== ENTRIES SHOWN ==
------------------------------

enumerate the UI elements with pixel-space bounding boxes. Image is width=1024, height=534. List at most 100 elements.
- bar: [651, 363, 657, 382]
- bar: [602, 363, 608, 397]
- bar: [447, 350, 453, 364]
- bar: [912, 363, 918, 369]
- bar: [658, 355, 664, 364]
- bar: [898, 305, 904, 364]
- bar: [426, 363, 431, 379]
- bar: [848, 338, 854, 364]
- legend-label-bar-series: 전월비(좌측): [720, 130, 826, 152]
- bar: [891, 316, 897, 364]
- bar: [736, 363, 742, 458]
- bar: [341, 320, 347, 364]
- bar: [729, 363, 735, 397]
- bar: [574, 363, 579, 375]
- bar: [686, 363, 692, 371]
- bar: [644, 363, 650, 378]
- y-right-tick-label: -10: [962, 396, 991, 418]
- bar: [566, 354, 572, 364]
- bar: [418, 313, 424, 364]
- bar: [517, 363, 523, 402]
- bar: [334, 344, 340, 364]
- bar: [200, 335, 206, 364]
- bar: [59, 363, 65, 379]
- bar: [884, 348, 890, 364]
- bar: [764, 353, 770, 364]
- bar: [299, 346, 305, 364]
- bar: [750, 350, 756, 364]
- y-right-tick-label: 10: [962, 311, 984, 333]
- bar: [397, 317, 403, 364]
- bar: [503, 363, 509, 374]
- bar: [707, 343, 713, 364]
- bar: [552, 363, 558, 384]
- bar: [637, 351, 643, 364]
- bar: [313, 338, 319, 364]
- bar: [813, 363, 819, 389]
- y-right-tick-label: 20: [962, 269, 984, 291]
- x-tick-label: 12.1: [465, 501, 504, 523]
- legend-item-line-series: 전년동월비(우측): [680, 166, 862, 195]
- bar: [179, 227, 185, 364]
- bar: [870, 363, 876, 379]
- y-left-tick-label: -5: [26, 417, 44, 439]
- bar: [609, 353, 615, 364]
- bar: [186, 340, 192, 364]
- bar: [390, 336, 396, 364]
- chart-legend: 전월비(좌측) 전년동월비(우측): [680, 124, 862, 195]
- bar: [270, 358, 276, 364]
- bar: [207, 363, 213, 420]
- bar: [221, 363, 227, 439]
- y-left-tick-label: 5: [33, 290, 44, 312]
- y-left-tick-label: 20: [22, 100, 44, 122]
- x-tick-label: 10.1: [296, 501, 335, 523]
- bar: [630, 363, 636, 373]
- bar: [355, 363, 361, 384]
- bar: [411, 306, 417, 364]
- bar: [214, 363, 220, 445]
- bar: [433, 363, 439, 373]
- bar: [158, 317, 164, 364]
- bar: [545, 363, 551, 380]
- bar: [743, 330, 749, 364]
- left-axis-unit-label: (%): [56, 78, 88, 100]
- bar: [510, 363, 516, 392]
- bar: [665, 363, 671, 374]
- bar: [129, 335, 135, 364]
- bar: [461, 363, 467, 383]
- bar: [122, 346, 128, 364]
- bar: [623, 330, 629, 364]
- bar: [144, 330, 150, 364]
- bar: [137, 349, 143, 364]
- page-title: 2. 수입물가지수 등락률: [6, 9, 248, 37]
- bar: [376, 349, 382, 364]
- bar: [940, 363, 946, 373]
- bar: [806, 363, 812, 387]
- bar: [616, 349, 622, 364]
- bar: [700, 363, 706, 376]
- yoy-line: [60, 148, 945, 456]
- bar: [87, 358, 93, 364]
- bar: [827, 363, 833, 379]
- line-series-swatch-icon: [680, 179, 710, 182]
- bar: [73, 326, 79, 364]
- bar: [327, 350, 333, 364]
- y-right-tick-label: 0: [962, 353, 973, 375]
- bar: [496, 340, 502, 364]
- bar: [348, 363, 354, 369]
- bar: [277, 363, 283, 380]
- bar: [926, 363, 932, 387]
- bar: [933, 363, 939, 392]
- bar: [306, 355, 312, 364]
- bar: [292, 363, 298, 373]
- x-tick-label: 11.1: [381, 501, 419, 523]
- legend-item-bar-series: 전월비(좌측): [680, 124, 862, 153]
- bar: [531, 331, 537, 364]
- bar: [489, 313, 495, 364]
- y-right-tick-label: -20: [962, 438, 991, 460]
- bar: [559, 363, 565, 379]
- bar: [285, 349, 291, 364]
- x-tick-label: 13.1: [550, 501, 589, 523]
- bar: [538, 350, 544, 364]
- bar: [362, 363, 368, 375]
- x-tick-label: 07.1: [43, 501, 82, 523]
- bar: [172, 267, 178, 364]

------------------------------

Copy out every line of the entries above exactly as they appear.

enumerate the UI elements with pixel-space bounding boxes. Image is width=1024, height=534. List at most 100 elements.
- bar: [651, 363, 657, 382]
- bar: [602, 363, 608, 397]
- bar: [447, 350, 453, 364]
- bar: [912, 363, 918, 369]
- bar: [658, 355, 664, 364]
- bar: [898, 305, 904, 364]
- bar: [426, 363, 431, 379]
- bar: [848, 338, 854, 364]
- legend-label-bar-series: 전월비(좌측): [720, 130, 826, 152]
- bar: [891, 316, 897, 364]
- bar: [736, 363, 742, 458]
- bar: [341, 320, 347, 364]
- bar: [729, 363, 735, 397]
- bar: [574, 363, 579, 375]
- bar: [686, 363, 692, 371]
- bar: [644, 363, 650, 378]
- y-right-tick-label: -10: [962, 396, 991, 418]
- bar: [566, 354, 572, 364]
- bar: [418, 313, 424, 364]
- bar: [517, 363, 523, 402]
- bar: [334, 344, 340, 364]
- bar: [200, 335, 206, 364]
- bar: [59, 363, 65, 379]
- bar: [884, 348, 890, 364]
- bar: [764, 353, 770, 364]
- bar: [299, 346, 305, 364]
- bar: [750, 350, 756, 364]
- y-right-tick-label: 10: [962, 311, 984, 333]
- bar: [397, 317, 403, 364]
- bar: [503, 363, 509, 374]
- bar: [707, 343, 713, 364]
- bar: [552, 363, 558, 384]
- bar: [637, 351, 643, 364]
- bar: [313, 338, 319, 364]
- bar: [813, 363, 819, 389]
- y-right-tick-label: 20: [962, 269, 984, 291]
- x-tick-label: 12.1: [465, 501, 504, 523]
- legend-item-line-series: 전년동월비(우측): [680, 166, 862, 195]
- bar: [179, 227, 185, 364]
- bar: [870, 363, 876, 379]
- y-left-tick-label: -5: [26, 417, 44, 439]
- bar: [609, 353, 615, 364]
- bar: [186, 340, 192, 364]
- bar: [390, 336, 396, 364]
- chart-legend: 전월비(좌측) 전년동월비(우측): [680, 124, 862, 195]
- bar: [270, 358, 276, 364]
- bar: [207, 363, 213, 420]
- bar: [221, 363, 227, 439]
- y-left-tick-label: 5: [33, 290, 44, 312]
- y-left-tick-label: 20: [22, 100, 44, 122]
- x-tick-label: 10.1: [296, 501, 335, 523]
- bar: [630, 363, 636, 373]
- bar: [355, 363, 361, 384]
- bar: [411, 306, 417, 364]
- bar: [214, 363, 220, 445]
- bar: [433, 363, 439, 373]
- bar: [158, 317, 164, 364]
- bar: [545, 363, 551, 380]
- bar: [743, 330, 749, 364]
- left-axis-unit-label: (%): [56, 78, 88, 100]
- bar: [510, 363, 516, 392]
- bar: [665, 363, 671, 374]
- bar: [129, 335, 135, 364]
- bar: [461, 363, 467, 383]
- bar: [122, 346, 128, 364]
- bar: [623, 330, 629, 364]
- bar: [144, 330, 150, 364]
- bar: [137, 349, 143, 364]
- page-title: 2. 수입물가지수 등락률: [6, 9, 248, 37]
- bar: [376, 349, 382, 364]
- bar: [940, 363, 946, 373]
- bar: [806, 363, 812, 387]
- bar: [616, 349, 622, 364]
- bar: [700, 363, 706, 376]
- yoy-line: [60, 148, 945, 456]
- bar: [87, 358, 93, 364]
- bar: [827, 363, 833, 379]
- line-series-swatch-icon: [680, 179, 710, 182]
- bar: [73, 326, 79, 364]
- bar: [327, 350, 333, 364]
- y-right-tick-label: 0: [962, 353, 973, 375]
- bar: [496, 340, 502, 364]
- bar: [348, 363, 354, 369]
- bar: [277, 363, 283, 380]
- bar: [926, 363, 932, 387]
- bar: [933, 363, 939, 392]
- bar: [306, 355, 312, 364]
- bar: [292, 363, 298, 373]
- x-tick-label: 11.1: [381, 501, 419, 523]
- legend-item-bar-series: 전월비(좌측): [680, 124, 862, 153]
- bar: [531, 331, 537, 364]
- bar: [489, 313, 495, 364]
- y-right-tick-label: -20: [962, 438, 991, 460]
- bar: [559, 363, 565, 379]
- bar: [285, 349, 291, 364]
- x-tick-label: 13.1: [550, 501, 589, 523]
- bar: [538, 350, 544, 364]
- bar: [362, 363, 368, 375]
- x-tick-label: 07.1: [43, 501, 82, 523]
- bar: [172, 267, 178, 364]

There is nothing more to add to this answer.